Written task: Copy each line holding the string "document".

Data to use:
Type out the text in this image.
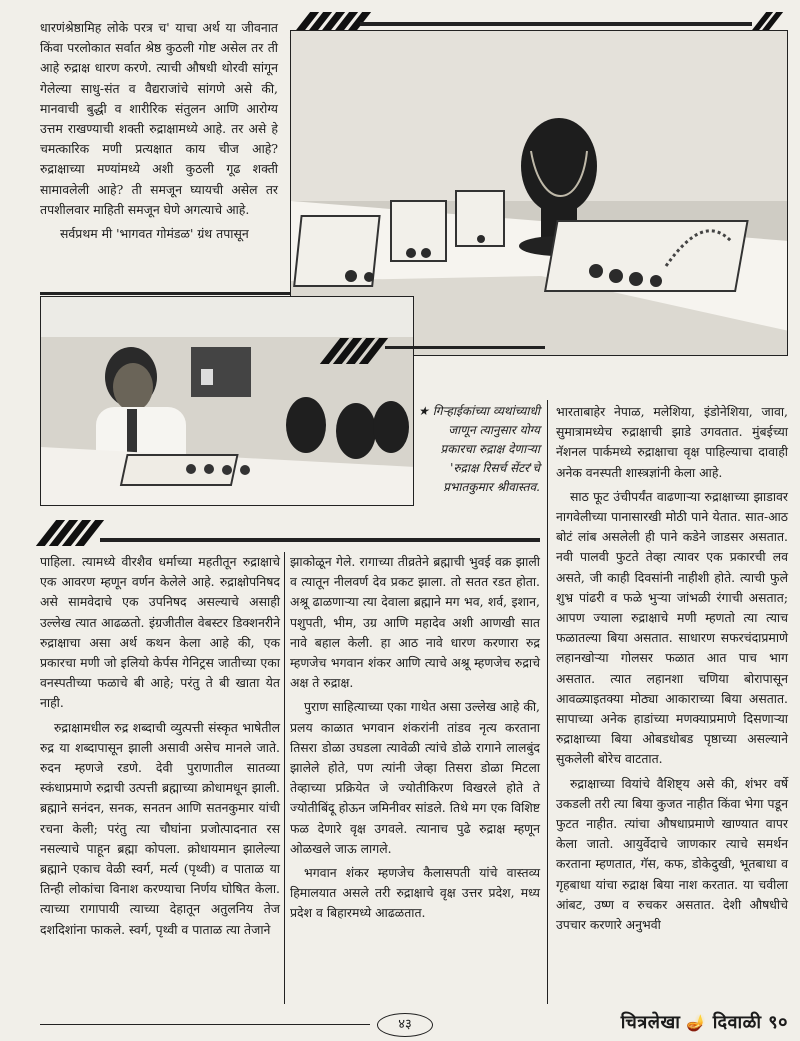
धारणंश्रेष्ठामिह लोके परत्र च' याचा अर्थ या जीवनात किंवा परलोकात सर्वात श्रेष्ठ कुठली गोष्ट असेल तर ती आहे रुद्राक्ष धारण करणे. त्याची औषधी थोरवी सांगून गेलेल्या साधु-संत व वैद्यराजांचे सांगणे असे की, मानवाची बुद्धी व शारीरिक संतुलन आणि आरोग्य उत्तम राखण्याची शक्ती रुद्राक्षामध्ये आहे. तर असे हे चमत्कारिक मणी प्रत्यक्षात काय चीज आहे? रुद्राक्षाच्या मण्यांमध्ये अशी कुठली गूढ शक्ती सामावलेली आहे? ती समजून घ्यायची असेल तर तपशीलवार माहिती समजून घेणे अगत्याचे आहे.

सर्वप्रथम मी 'भागवत गोमंडळ' ग्रंथ तपासून

★ गिऱ्हाईकांच्या व्यथांच्याधी जाणून त्यानुसार योग्य प्रकारचा रुद्राक्ष देणाऱ्या 'रुद्राक्ष रिसर्च सेंटर'चे प्रभातकुमार श्रीवास्तव.

भारताबाहेर नेपाळ, मलेशिया, इंडोनेशिया, जावा, सुमात्रामध्येच रुद्राक्षाची झाडे उगवतात. मुंबईच्या नॅशनल पार्कमध्ये रुद्राक्षाचा वृक्ष पाहिल्याचा दावाही अनेक वनस्पती शास्त्रज्ञांनी केला आहे.

साठ फूट उंचीपर्यंत वाढणाऱ्या रुद्राक्षाच्या झाडावर नागवेलीच्या पानासारखी मोठी पाने येतात. सात-आठ बोटं लांब असलेली ही पाने कडेने जाडसर असतात. नवी पालवी फुटते तेव्हा त्यावर एक प्रकारची लव असते, जी काही दिवसांनी नाहीशी होते. त्याची फुले शुभ्र पांढरी व फळे भुऱ्या जांभळी रंगाची असतात; आपण ज्याला रुद्राक्षाचे मणी म्हणतो त्या त्याच फळातल्या बिया असतात. साधारण सफरचंदाप्रमाणे लहानखोऱ्या गोलसर फळात आत पाच भाग असतात. त्यात लहानशा चणिया बोरापासून आवळ्याइतक्या मोठ्या आकाराच्या बिया असतात. सापाच्या अनेक हाडांच्या मणक्याप्रमाणे दिसणाऱ्या रुद्राक्षाच्या बिया ओबडधोबड पृष्ठाच्या असल्याने सुकलेली बोरेच वाटतात.

रुद्राक्षाच्या वियांचे वैशिष्ट्य असे की, शंभर वर्षे उकडली तरी त्या बिया कुजत नाहीत किंवा भेगा पडून फुटत नाहीत. त्यांचा औषधाप्रमाणे खाण्यात वापर केला जातो. आयुर्वेदाचे जाणकार त्याचे समर्थन करताना म्हणतात, गॅस, कफ, डोकेदुखी, भूतबाधा व गृहबाधा यांचा रुद्राक्ष बिया नाश करतात. या चवीला आंबट, उष्ण व रुचकर असतात. देशी औषधीचे उपचार करणारे अनुभवी

पाहिला. त्यामध्ये वीरशैव धर्माच्या महतीतून रुद्राक्षाचे एक आवरण म्हणून वर्णन केलेले आहे. रुद्राक्षोपनिषद असे सामवेदाचे एक उपनिषद असल्याचे असाही उल्लेख त्यात आढळतो. इंग्रजीतील वेबस्टर डिक्शनरीने रुद्राक्षाचा असा अर्थ कथन केला आहे की, एक प्रकारचा मणी जो इलियो केर्पस गेनिट्रस जातीच्या एका वनस्पतीच्या फळाचे बी आहे; परंतु ते बी खाता येत नाही.

रुद्राक्षामधील रुद्र शब्दाची व्युत्पत्ती संस्कृत भाषेतील रुद्र या शब्दापासून झाली असावी असेच मानले जाते. रुदन म्हणजे रडणे. देवी पुराणातील सातव्या स्कंधाप्रमाणे रुद्राची उत्पत्ती ब्रह्माच्या क्रोधामधून झाली. ब्रह्माने सनंदन, सनक, सनतन आणि सतनकुमार यांची रचना केली; परंतु त्या चौघांना प्रजोत्पादनात रस नसल्याचे पाहून ब्रह्मा कोपला. क्रोधायमान झालेल्या ब्रह्माने एकाच वेळी स्वर्ग, मर्त्य (पृथ्वी) व पाताळ या तिन्ही लोकांचा विनाश करण्याचा निर्णय घोषित केला. त्याच्या रागापायी त्याच्या देहातून अतुलनिय तेज दशदिशांना फाकले. स्वर्ग, पृथ्वी व पाताळ त्या तेजाने

झाकोळून गेले. रागाच्या तीव्रतेने ब्रह्माची भुवई वक्र झाली व त्यातून नीलवर्ण देव प्रकट झाला. तो सतत रडत होता. अश्रू ढाळणाऱ्या त्या देवाला ब्रह्माने मग भव, शर्व, इशान, पशुपती, भीम, उग्र आणि महादेव अशी आणखी सात नावे बहाल केली. हा आठ नावे धारण करणारा रुद्र म्हणजेच भगवान शंकर आणि त्याचे अश्रू म्हणजेच रुद्राचे अक्ष ते रुद्राक्ष.

पुराण साहित्याच्या एका गाथेत असा उल्लेख आहे की, प्रलय काळात भगवान शंकरांनी तांडव नृत्य करताना तिसरा डोळा उघडला त्यावेळी त्यांचे डोळे रागाने लालबुंद झालेले होते, पण त्यांनी जेव्हा तिसरा डोळा मिटला तेव्हाच्या प्रक्रियेत जे ज्योतीकिरण विखरले होते ते ज्योतीबिंदू होऊन जमिनीवर सांडले. तिथे मग एक विशिष्ट फळ देणारे वृक्ष उगवले. त्यानाच पुढे रुद्राक्ष म्हणून ओळखले जाऊ लागले.

भगवान शंकर म्हणजेच कैलासपती यांचे वास्तव्य हिमालयात असले तरी रुद्राक्षाचे वृक्ष उत्तर प्रदेश, मध्य प्रदेश व बिहारमध्ये आढळतात.

४३	चित्रलेखा 🪔 दिवाळी ९०
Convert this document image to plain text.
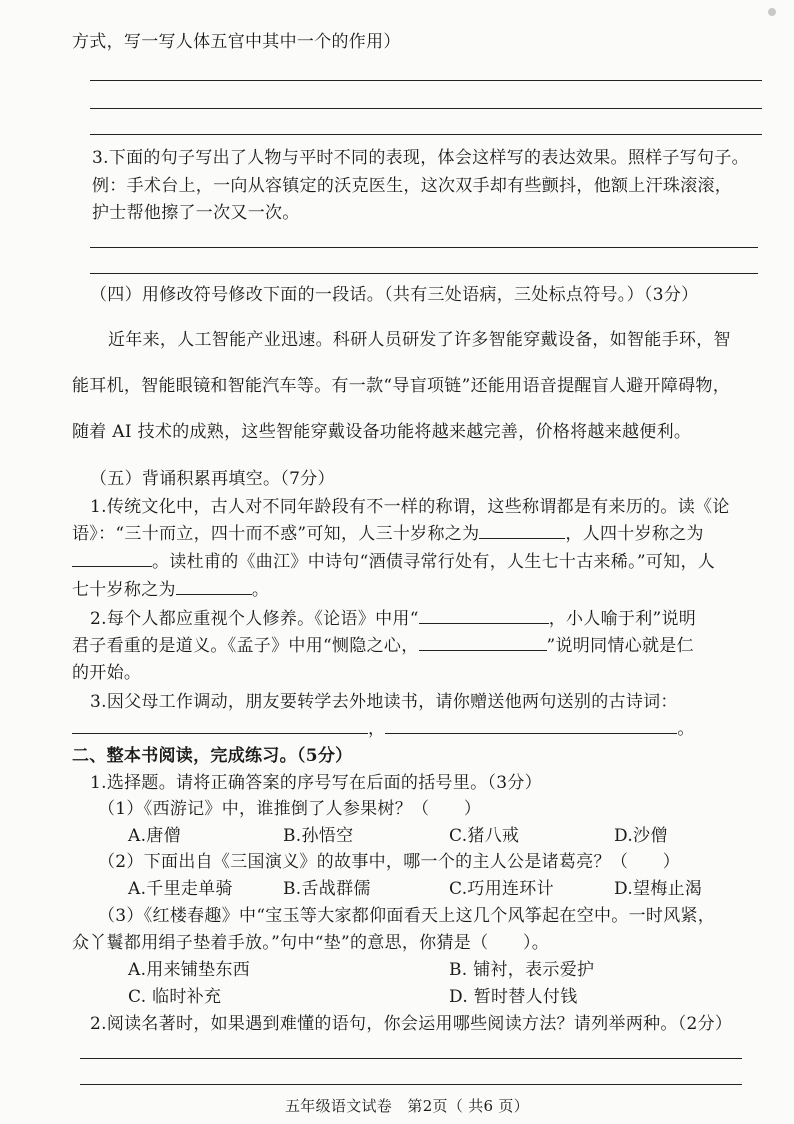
方式，写一写人体五官中其中一个的作用）
3.下面的句子写出了人物与平时不同的表现，体会这样写的表达效果。照样子写句子。
例：手术台上，一向从容镇定的沃克医生，这次双手却有些颤抖，他额上汗珠滚滚，
护士帮他擦了一次又一次。
（四）用修改符号修改下面的一段话。（共有三处语病，三处标点符号。）（3分）
近年来，人工智能产业迅速。科研人员研发了许多智能穿戴设备，如智能手环，智
能耳机，智能眼镜和智能汽车等。有一款“导盲项链”还能用语音提醒盲人避开障碍物，
随着 AI 技术的成熟，这些智能穿戴设备功能将越来越完善，价格将越来越便利。
（五）背诵积累再填空。（7分）
1.传统文化中，古人对不同年龄段有不一样的称谓，这些称谓都是有来历的。读《论
语》：“三十而立，四十而不惑”可知，人三十岁称之为	，人四十岁称之为
。读杜甫的《曲江》中诗句“酒债寻常行处有，人生七十古来稀。”可知，人
七十岁称之为	。
2.每个人都应重视个人修养。《论语》中用“	，小人喻于利”说明
君子看重的是道义。《孟子》中用“恻隐之心，	”说明同情心就是仁
的开始。
3.因父母工作调动，朋友要转学去外地读书，请你赠送他两句送别的古诗词：
，	。
二、整本书阅读，完成练习。（5分）
1.选择题。请将正确答案的序号写在后面的括号里。（3分）
（1）《西游记》中，谁推倒了人参果树？（　　）
A.唐僧	B.孙悟空	C.猪八戒	D.沙僧
（2）下面出自《三国演义》的故事中，哪一个的主人公是诸葛亮？（　　）
A.千里走单骑	B.舌战群儒	C.巧用连环计	D.望梅止渴
（3）《红楼春趣》中“宝玉等大家都仰面看天上这几个风筝起在空中。一时风紧，
众丫鬟都用绢子垫着手放。”句中“垫”的意思，你猜是（　　）。
A.用来铺垫东西	B. 铺衬，表示爱护
C. 临时补充	D. 暂时替人付钱
2.阅读名著时，如果遇到难懂的语句，你会运用哪些阅读方法？请列举两种。（2分）
五年级语文试卷　第2页（ 共6 页）
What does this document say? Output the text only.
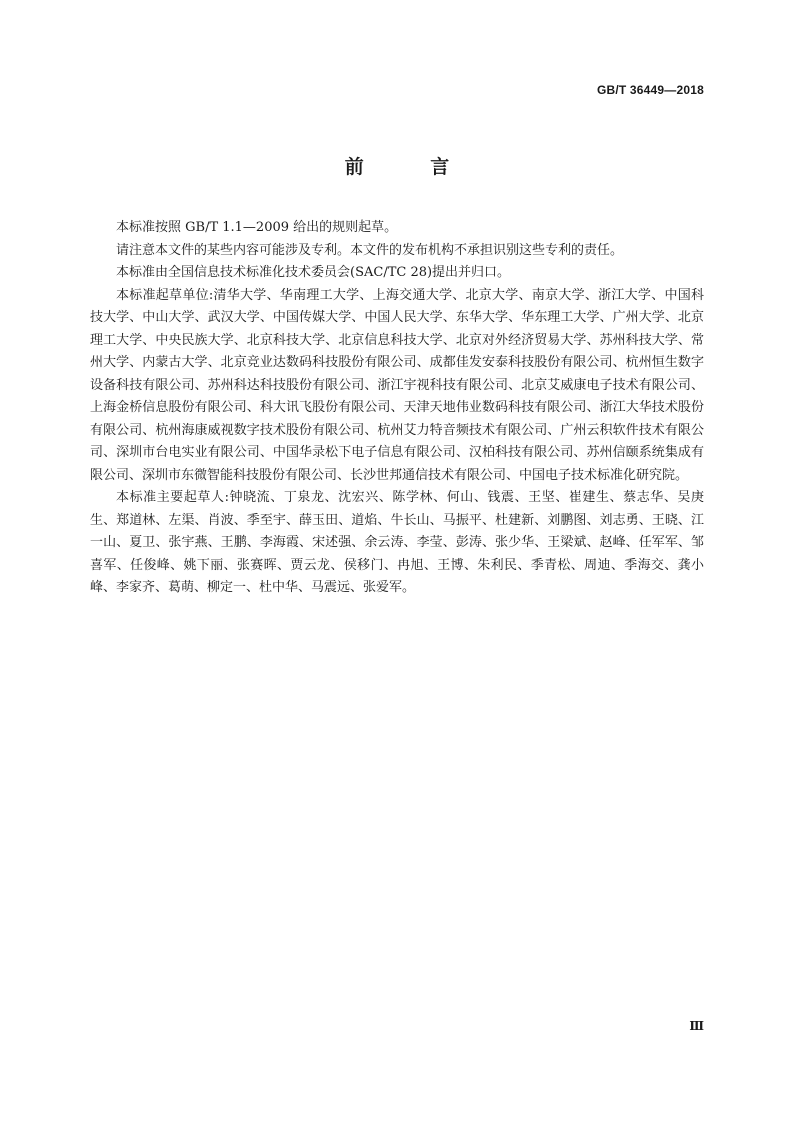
GB/T 36449—2018
前 言

本标准按照 GB/T 1.1—2009 给出的规则起草。

请注意本文件的某些内容可能涉及专利。本文件的发布机构不承担识别这些专利的责任。

本标准由全国信息技术标准化技术委员会(SAC/TC 28)提出并归口。

本标准起草单位:清华大学、华南理工大学、上海交通大学、北京大学、南京大学、浙江大学、中国科技大学、中山大学、武汉大学、中国传媒大学、中国人民大学、东华大学、华东理工大学、广州大学、北京理工大学、中央民族大学、北京科技大学、北京信息科技大学、北京对外经济贸易大学、苏州科技大学、常州大学、内蒙古大学、北京竞业达数码科技股份有限公司、成都佳发安泰科技股份有限公司、杭州恒生数字设备科技有限公司、苏州科达科技股份有限公司、浙江宇视科技有限公司、北京艾威康电子技术有限公司、上海金桥信息股份有限公司、科大讯飞股份有限公司、天津天地伟业数码科技有限公司、浙江大华技术股份有限公司、杭州海康威视数字技术股份有限公司、杭州艾力特音频技术有限公司、广州云积软件技术有限公司、深圳市台电实业有限公司、中国华录松下电子信息有限公司、汉柏科技有限公司、苏州信颐系统集成有限公司、深圳市东微智能科技股份有限公司、长沙世邦通信技术有限公司、中国电子技术标准化研究院。

本标准主要起草人:钟晓流、丁泉龙、沈宏兴、陈学林、何山、钱震、王坚、崔建生、蔡志华、吴庚生、郑道林、左渠、肖波、季至宇、薛玉田、道焰、牛长山、马振平、杜建新、刘鹏图、刘志勇、王晓、江一山、夏卫、张宇燕、王鹏、李海霞、宋述强、余云涛、李莹、彭涛、张少华、王梁斌、赵峰、任军军、邹喜军、任俊峰、姚下丽、张赛晖、贾云龙、侯移门、冉旭、王博、朱利民、季青松、周迪、季海交、龚小峰、李家齐、葛萌、柳定一、杜中华、马震远、张爱军。

Ⅲ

The response:
Convert this document image to plain text.
What does this document say? Output the text only.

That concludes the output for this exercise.